[Aim of the exercise]: Copy out every line from the beginning of the material down to and including the line that contains "chess-piece-light-q[interactable]: ♛ [253, 436, 292, 479]", without any alteration.

** start Records supplied **

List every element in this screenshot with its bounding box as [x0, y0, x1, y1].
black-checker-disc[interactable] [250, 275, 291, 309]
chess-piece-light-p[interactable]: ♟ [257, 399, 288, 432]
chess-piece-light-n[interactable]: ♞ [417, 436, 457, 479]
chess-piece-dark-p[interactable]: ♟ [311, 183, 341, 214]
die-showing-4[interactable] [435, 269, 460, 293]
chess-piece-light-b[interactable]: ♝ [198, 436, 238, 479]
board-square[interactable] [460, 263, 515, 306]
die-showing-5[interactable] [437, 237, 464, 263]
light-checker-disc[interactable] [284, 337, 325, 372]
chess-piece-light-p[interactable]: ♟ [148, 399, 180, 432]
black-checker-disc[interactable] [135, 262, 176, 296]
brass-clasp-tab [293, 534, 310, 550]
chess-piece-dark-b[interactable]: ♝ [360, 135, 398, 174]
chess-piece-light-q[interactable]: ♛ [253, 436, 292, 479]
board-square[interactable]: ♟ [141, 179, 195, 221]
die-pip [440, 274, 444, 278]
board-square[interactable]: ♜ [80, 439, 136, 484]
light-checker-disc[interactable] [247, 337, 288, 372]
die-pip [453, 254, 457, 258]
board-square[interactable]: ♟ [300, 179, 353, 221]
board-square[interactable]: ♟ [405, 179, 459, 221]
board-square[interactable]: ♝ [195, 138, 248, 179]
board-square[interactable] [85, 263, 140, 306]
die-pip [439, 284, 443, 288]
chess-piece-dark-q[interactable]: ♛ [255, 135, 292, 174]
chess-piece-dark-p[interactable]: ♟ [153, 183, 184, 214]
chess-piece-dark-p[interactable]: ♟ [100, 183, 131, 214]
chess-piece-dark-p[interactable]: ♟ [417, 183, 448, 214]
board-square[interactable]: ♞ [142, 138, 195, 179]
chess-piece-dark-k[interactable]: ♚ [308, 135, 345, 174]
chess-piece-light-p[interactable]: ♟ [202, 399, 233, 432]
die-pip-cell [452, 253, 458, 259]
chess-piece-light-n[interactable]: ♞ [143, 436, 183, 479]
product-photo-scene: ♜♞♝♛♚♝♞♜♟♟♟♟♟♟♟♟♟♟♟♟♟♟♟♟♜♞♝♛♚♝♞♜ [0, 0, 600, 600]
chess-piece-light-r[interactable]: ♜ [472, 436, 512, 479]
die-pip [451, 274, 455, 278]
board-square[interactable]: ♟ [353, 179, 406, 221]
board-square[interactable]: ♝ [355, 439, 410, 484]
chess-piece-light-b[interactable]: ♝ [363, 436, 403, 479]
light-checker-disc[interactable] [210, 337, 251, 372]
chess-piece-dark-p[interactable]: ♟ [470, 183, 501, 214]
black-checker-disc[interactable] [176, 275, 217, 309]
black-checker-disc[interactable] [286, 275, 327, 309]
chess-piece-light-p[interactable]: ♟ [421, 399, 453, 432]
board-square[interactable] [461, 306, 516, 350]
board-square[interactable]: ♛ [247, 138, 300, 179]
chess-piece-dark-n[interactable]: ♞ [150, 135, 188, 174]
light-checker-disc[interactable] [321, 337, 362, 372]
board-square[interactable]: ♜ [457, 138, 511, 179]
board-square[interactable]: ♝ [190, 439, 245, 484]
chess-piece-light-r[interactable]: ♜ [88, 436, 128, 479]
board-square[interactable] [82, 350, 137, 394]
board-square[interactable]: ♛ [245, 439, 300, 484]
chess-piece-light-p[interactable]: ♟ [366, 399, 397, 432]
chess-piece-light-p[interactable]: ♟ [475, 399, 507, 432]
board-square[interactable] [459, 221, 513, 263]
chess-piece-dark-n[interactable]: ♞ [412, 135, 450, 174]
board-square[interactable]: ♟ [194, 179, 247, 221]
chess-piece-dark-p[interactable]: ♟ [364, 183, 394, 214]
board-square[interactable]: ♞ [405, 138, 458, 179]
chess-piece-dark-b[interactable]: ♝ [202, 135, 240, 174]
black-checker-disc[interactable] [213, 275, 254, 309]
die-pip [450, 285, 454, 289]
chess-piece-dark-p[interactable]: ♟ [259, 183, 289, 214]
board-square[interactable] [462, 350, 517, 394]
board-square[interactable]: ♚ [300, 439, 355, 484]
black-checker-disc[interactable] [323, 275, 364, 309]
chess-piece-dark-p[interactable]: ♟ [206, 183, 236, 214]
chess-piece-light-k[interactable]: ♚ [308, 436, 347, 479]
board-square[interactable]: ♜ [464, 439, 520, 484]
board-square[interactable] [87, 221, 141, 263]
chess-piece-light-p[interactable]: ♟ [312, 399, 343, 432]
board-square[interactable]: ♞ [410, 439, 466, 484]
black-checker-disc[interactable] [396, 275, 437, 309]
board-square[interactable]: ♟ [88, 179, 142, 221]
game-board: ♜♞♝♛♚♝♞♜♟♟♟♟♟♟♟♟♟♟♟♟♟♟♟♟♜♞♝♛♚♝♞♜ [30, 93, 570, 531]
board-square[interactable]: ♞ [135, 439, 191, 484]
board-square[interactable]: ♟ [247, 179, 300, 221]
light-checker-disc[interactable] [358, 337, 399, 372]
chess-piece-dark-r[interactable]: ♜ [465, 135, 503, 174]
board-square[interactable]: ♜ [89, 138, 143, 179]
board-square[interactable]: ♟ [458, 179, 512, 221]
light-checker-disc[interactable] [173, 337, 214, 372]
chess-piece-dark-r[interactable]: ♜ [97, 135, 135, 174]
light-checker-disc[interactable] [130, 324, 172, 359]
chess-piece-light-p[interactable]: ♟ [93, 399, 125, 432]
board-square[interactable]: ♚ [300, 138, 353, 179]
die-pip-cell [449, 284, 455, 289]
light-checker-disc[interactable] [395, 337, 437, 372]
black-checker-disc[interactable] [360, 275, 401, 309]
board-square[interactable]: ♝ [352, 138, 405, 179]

** end Records supplied **

[Output]:
List every element in this screenshot with its bounding box as [x0, y0, x1, y1].
black-checker-disc[interactable] [250, 275, 291, 309]
chess-piece-light-p[interactable]: ♟ [257, 399, 288, 432]
chess-piece-light-n[interactable]: ♞ [417, 436, 457, 479]
chess-piece-dark-p[interactable]: ♟ [311, 183, 341, 214]
die-showing-4[interactable] [435, 269, 460, 293]
chess-piece-light-b[interactable]: ♝ [198, 436, 238, 479]
board-square[interactable] [460, 263, 515, 306]
die-showing-5[interactable] [437, 237, 464, 263]
light-checker-disc[interactable] [284, 337, 325, 372]
chess-piece-light-p[interactable]: ♟ [148, 399, 180, 432]
black-checker-disc[interactable] [135, 262, 176, 296]
brass-clasp-tab [293, 534, 310, 550]
chess-piece-dark-b[interactable]: ♝ [360, 135, 398, 174]
chess-piece-light-q[interactable]: ♛ [253, 436, 292, 479]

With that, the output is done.